# Exercise aim
Verbatim output of all the material below is required.

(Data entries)
━━━━━━━━━━━━━━━━━━━━

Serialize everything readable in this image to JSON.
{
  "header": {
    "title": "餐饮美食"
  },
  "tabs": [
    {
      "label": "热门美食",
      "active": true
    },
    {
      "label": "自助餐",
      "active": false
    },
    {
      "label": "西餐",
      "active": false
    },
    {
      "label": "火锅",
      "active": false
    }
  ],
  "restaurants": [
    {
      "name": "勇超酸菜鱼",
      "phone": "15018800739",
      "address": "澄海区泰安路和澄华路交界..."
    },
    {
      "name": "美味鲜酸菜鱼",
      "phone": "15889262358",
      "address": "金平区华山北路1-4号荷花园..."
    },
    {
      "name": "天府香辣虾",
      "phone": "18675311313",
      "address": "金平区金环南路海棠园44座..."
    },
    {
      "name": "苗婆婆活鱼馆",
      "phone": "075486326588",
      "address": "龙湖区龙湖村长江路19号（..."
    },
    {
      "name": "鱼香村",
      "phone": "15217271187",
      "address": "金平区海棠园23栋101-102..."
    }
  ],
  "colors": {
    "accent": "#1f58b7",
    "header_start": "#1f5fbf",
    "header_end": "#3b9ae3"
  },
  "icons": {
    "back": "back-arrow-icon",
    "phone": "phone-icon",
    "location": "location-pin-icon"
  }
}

━━━━━━━━━━━━━━━━━━━━

# Task output
Serialize everything readable in this image to JSON.
{
  "header": {
    "title": "餐饮美食"
  },
  "tabs": [
    {
      "label": "热门美食",
      "active": true
    },
    {
      "label": "自助餐",
      "active": false
    },
    {
      "label": "西餐",
      "active": false
    },
    {
      "label": "火锅",
      "active": false
    }
  ],
  "restaurants": [
    {
      "name": "勇超酸菜鱼",
      "phone": "15018800739",
      "address": "澄海区泰安路和澄华路交界..."
    },
    {
      "name": "美味鲜酸菜鱼",
      "phone": "15889262358",
      "address": "金平区华山北路1-4号荷花园..."
    },
    {
      "name": "天府香辣虾",
      "phone": "18675311313",
      "address": "金平区金环南路海棠园44座..."
    },
    {
      "name": "苗婆婆活鱼馆",
      "phone": "075486326588",
      "address": "龙湖区龙湖村长江路19号（..."
    },
    {
      "name": "鱼香村",
      "phone": "15217271187",
      "address": "金平区海棠园23栋101-102..."
    }
  ],
  "colors": {
    "accent": "#1f58b7",
    "header_start": "#1f5fbf",
    "header_end": "#3b9ae3"
  },
  "icons": {
    "back": "back-arrow-icon",
    "phone": "phone-icon",
    "location": "location-pin-icon"
  }
}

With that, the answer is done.